§ List of tasks
[A] In the notebook on AWS AI building blocks, which AWS service is listed for text to speech?
[B] Pick up the notebook on AWS AI building blocks after its last line and write what comes next.

§ Text block
=======

# AI Building Blocks using AWS APIs

This notebook provides code for some of the key AWS using the boto3 SDK:
   >- Speech to text - Amazon Transcribe<br>
   >- Text to Speech - Amazon Polly<br>
   >- Image Recognition - Amazon Rekognition<br>
    >- Object Detection<br>
    >- Object Detection<br>
        
 Note that valid AWS credentials are needed! 

In [1]:
import json
import uuid
import time
import requests
import ast

import boto3

## Authentication

In [2]:
with open('../credentials.json', 'r') as f:
    credentials = json.load(f)

session = boto3.Session(
    aws_access_key_id=credentials['aws']['access_key'],
    aws_secret_access_key=credentials['aws']['secret_access_key'],
    region_name = 'us-east-1'
)

In [3]:
bucket = 'pl-movify-hackathon'

## Speech to Text

Upload file to S3

In [3]:
s3 = session.client('s3')
s3.upload_file('../input_files/sample.wav', bucket, 'sample.wav')

In [4]:
job_name = f"sample-job-{str(uuid.uuid4())}"
media_uri = f"s3://{bucket}/sample.wav"
media_format = "wav"
language_code = "en-US"



job_args = {
    "TranscriptionJobName": job_name,
    "Media": {"MediaFileUri": media_uri},
    "MediaFormat": media_format,
    "IdentifyLanguage":True
}

transcribe_client = session.client('transcribe')

In [5]:
transcribe_client.start_transcription_job(**job_args)

=======

§ Entries shown
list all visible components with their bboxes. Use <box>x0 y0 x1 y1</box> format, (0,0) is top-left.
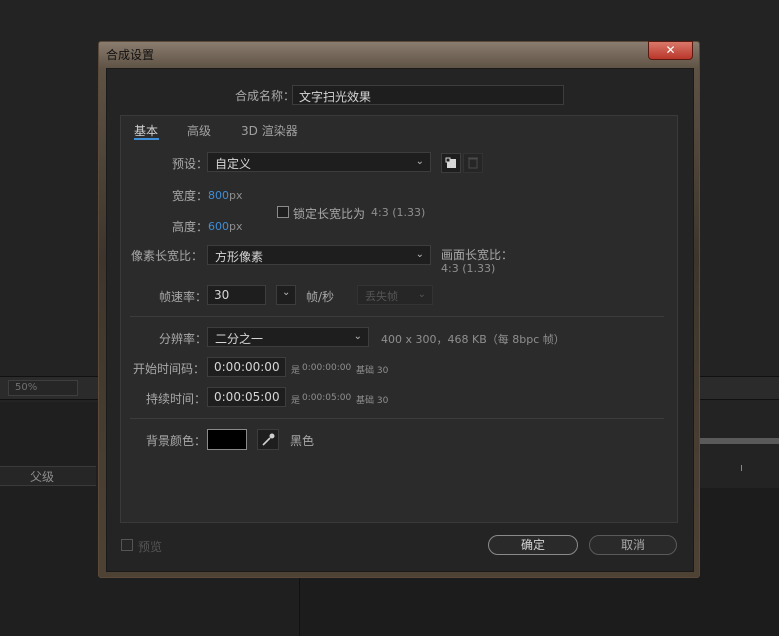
delete-preset-button[interactable] <box>463 153 483 173</box>
ok-button[interactable]: 确定 <box>488 535 578 555</box>
preset-value: 自定义 <box>215 157 252 171</box>
duration-label: 持续时间： <box>146 392 207 406</box>
bg-color-label: 背景颜色： <box>146 434 207 448</box>
chevron-down-icon: ⌄ <box>415 249 424 260</box>
eyedropper-button[interactable] <box>257 429 279 450</box>
duration-equals: 0:00:05:00 <box>302 393 352 403</box>
comp-name-input[interactable]: 文字扫光效果 <box>292 85 564 105</box>
resolution-label: 分辨率： <box>159 332 208 346</box>
frame-rate-unit: 帧/秒 <box>306 290 335 304</box>
duration-is: 是 <box>291 396 301 406</box>
pixel-aspect-label: 像素长宽比： <box>131 249 204 263</box>
resolution-dropdown[interactable]: 二分之一 ⌄ <box>207 327 369 347</box>
start-timecode-input[interactable]: 0:00:00:00 <box>207 357 286 377</box>
frame-aspect-value: 4:3 (1.33) <box>441 262 496 275</box>
frame-rate-input[interactable]: 30 <box>207 285 266 305</box>
preset-label: 预设： <box>172 157 209 171</box>
close-icon: ✕ <box>665 43 676 57</box>
chevron-down-icon: ⌄ <box>282 287 291 298</box>
frame-rate-label: 帧速率： <box>159 290 208 304</box>
preset-dropdown[interactable]: 自定义 ⌄ <box>207 152 431 172</box>
background-zoom-select: 50% <box>8 380 78 396</box>
chevron-down-icon: ⌄ <box>353 331 362 342</box>
background-work-area-bar <box>700 438 779 444</box>
comp-name-label: 合成名称： <box>235 89 296 103</box>
cancel-button[interactable]: 取消 <box>589 535 677 555</box>
drop-frame-value: 丢失帧 <box>365 290 398 303</box>
width-unit: px <box>229 189 243 202</box>
height-label: 高度： <box>172 220 209 234</box>
chevron-down-icon: ⌄ <box>417 289 426 300</box>
lock-aspect-ratio: 4:3 (1.33) <box>371 206 426 219</box>
divider <box>130 418 664 419</box>
width-value[interactable]: 800 <box>208 189 229 202</box>
background-parent-column: 父级 <box>30 470 55 484</box>
start-timecode-is: 是 <box>291 366 301 376</box>
width-label: 宽度： <box>172 189 209 203</box>
save-preset-icon <box>445 157 456 168</box>
divider <box>130 316 664 317</box>
tab-advanced[interactable]: 高级 <box>187 122 211 139</box>
resolution-info: 400 x 300，468 KB（每 8bpc 帧） <box>381 333 565 346</box>
tab-basic[interactable]: 基本 <box>134 122 158 139</box>
duration-input[interactable]: 0:00:05:00 <box>207 387 286 407</box>
window-title: 合成设置 <box>106 48 155 62</box>
frame-rate-menu-button[interactable]: ⌄ <box>276 285 296 305</box>
drop-frame-dropdown[interactable]: 丢失帧 ⌄ <box>357 285 433 305</box>
tab-3d-renderer[interactable]: 3D 渲染器 <box>241 122 298 139</box>
active-tab-indicator <box>134 138 159 140</box>
bg-color-name: 黑色 <box>290 434 315 448</box>
height-value[interactable]: 600 <box>208 220 229 233</box>
save-preset-button[interactable] <box>441 153 461 173</box>
duration-base: 基础 30 <box>356 396 389 406</box>
preview-label: 预览 <box>138 540 163 554</box>
start-timecode-label: 开始时间码： <box>133 362 206 376</box>
height-unit: px <box>229 220 243 233</box>
background-time-tick <box>741 465 742 471</box>
eyedropper-icon <box>262 433 275 446</box>
trash-icon <box>468 157 478 169</box>
pixel-aspect-dropdown[interactable]: 方形像素 ⌄ <box>207 245 431 265</box>
frame-aspect-label: 画面长宽比： <box>441 248 514 262</box>
lock-aspect-checkbox[interactable] <box>277 206 289 218</box>
settings-panel <box>120 115 678 523</box>
preview-checkbox[interactable] <box>121 539 133 551</box>
chevron-down-icon: ⌄ <box>415 156 424 167</box>
start-timecode-equals: 0:00:00:00 <box>302 363 352 373</box>
start-timecode-base: 基础 30 <box>356 366 389 376</box>
close-button[interactable]: ✕ <box>648 41 693 60</box>
pixel-aspect-value: 方形像素 <box>215 250 264 264</box>
bg-color-swatch[interactable] <box>207 429 247 450</box>
resolution-value: 二分之一 <box>215 332 264 346</box>
lock-aspect-label: 锁定长宽比为 <box>293 207 366 221</box>
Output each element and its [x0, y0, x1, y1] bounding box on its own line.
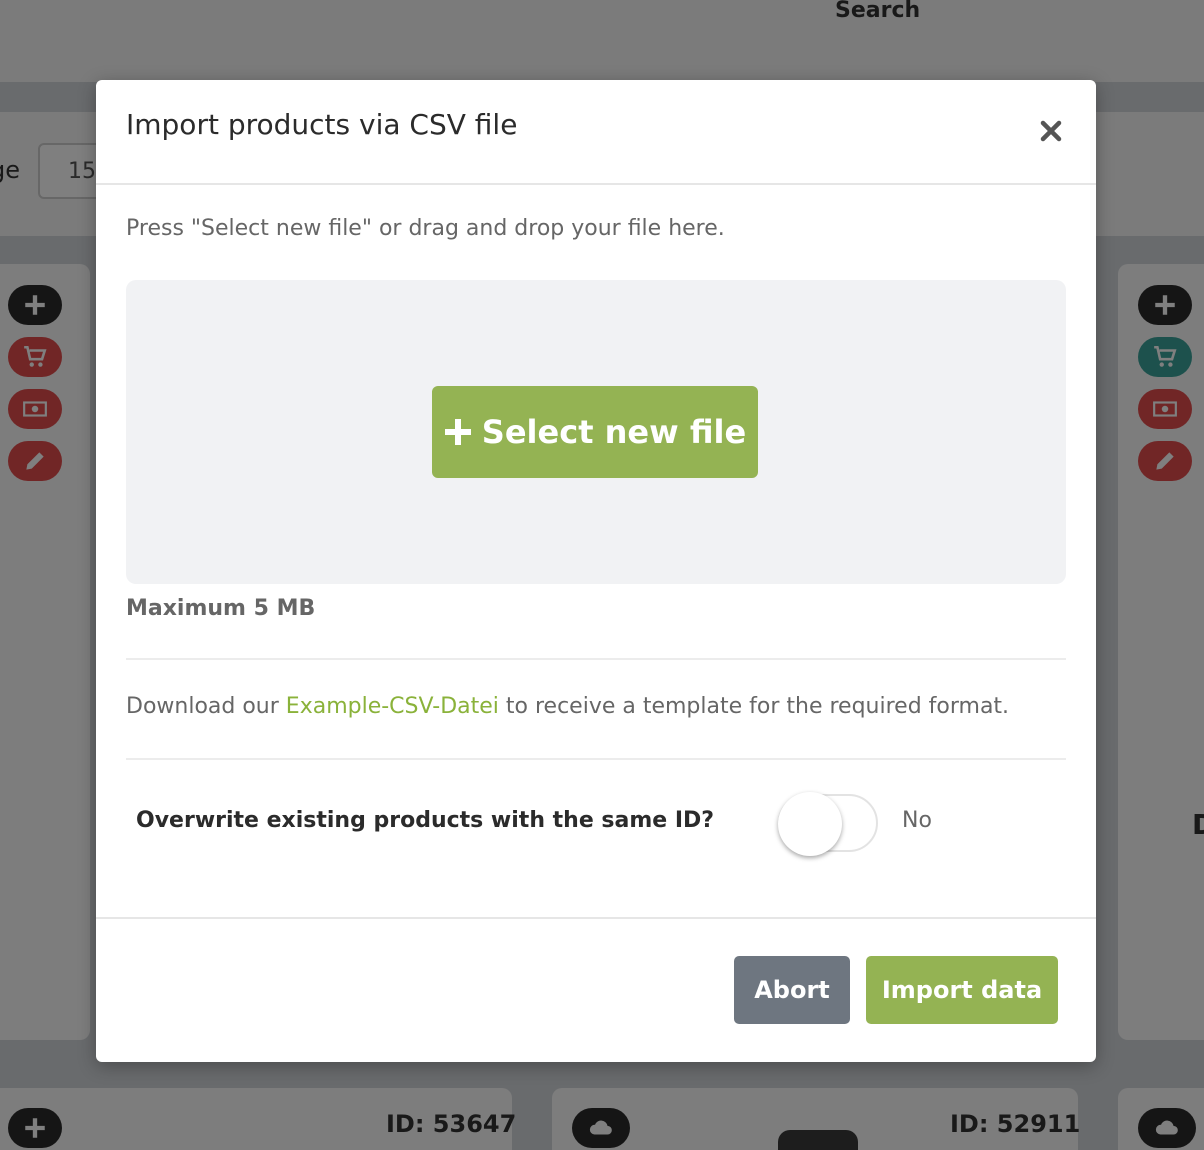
download-suffix: to receive a template for the required f… [498, 694, 1010, 719]
file-dropzone[interactable]: Select new file [126, 280, 1066, 584]
close-icon [1040, 120, 1062, 142]
max-file-size: Maximum 5 MB [126, 596, 316, 621]
dialog-title: Import products via CSV file [126, 108, 518, 141]
divider [126, 758, 1066, 760]
dialog-footer-divider [96, 917, 1096, 919]
import-data-button[interactable]: Import data [866, 956, 1058, 1024]
close-button[interactable] [1036, 116, 1066, 146]
download-hint: Download our Example-CSV-Datei to receiv… [126, 694, 1009, 719]
abort-button[interactable]: Abort [734, 956, 850, 1024]
plus-icon [444, 419, 471, 445]
divider [126, 658, 1066, 660]
overwrite-label: Overwrite existing products with the sam… [136, 808, 715, 833]
upload-instruction: Press "Select new file" or drag and drop… [126, 216, 725, 241]
example-csv-link[interactable]: Example-CSV-Datei [286, 694, 499, 719]
download-prefix: Download our [126, 694, 286, 719]
select-file-button[interactable]: Select new file [432, 386, 758, 478]
import-csv-dialog: Import products via CSV file Press "Sele… [96, 80, 1096, 1062]
dialog-header: Import products via CSV file [96, 80, 1096, 185]
select-file-label: Select new file [481, 413, 747, 451]
toggle-knob[interactable] [778, 792, 842, 856]
overwrite-toggle[interactable] [778, 792, 882, 856]
overwrite-state: No [902, 808, 932, 833]
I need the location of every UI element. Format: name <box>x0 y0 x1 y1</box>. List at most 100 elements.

=======

§ Exercise responses
[A] Amazon Polly

[B]
{'TranscriptionJob': {'TranscriptionJobName': 'sample-job-9f46cb40-904f-4538-9466-03598751538d',
  'TranscriptionJobStatus': 'IN_PROGRESS',
  'MediaFormat': 'wav',
  'Media': {'MediaFileUri': 's3://pl-movify-hackathon/sample.wav'},
  'StartTime': datetime.datetime(2023, 11, 10, 14, 52, 45, 758000, tzinfo=tzlocal()),
  'CreationTime': datetime.datetime(2023, 11, 10, 14, 52, 45, 739000, tzinfo=tzlocal()),
  'IdentifyLanguage': True},
 'ResponseMetadata': {'RequestId': '285aa887-2933-4922-8e06-fc06cd9fc938',
  'HTTPStatusCode': 200,
  'HTTPHeaders': {'x-amzn-requestid': '285aa887-2933-4922-8e06-fc06cd9fc938',
   'content-type': 'application/x-amz-json-1.1',
   'content-length': '302',
   'date': 'Fri, 10 Nov 2023 13:52:44 GMT'},
  'RetryAttempts': 0}}

In [7]:
timeout = 20

start = time.time()
now = time.time()

status = None

while (status != 'COMPLETED')&((now-start) < timeout):
    time.sleep(1)
    response = transcribe_client.get_transcription_job(
        TranscriptionJobName=job_name
    )

    status = response['TranscriptionJob']['TranscriptionJobStatus']
    now = time.time()


URL = response['TranscriptionJob']['Transcript']['TranscriptFileUri']
response = requests.get(URL)
output = ast.literal_eval(response.content.decode('utf-8'))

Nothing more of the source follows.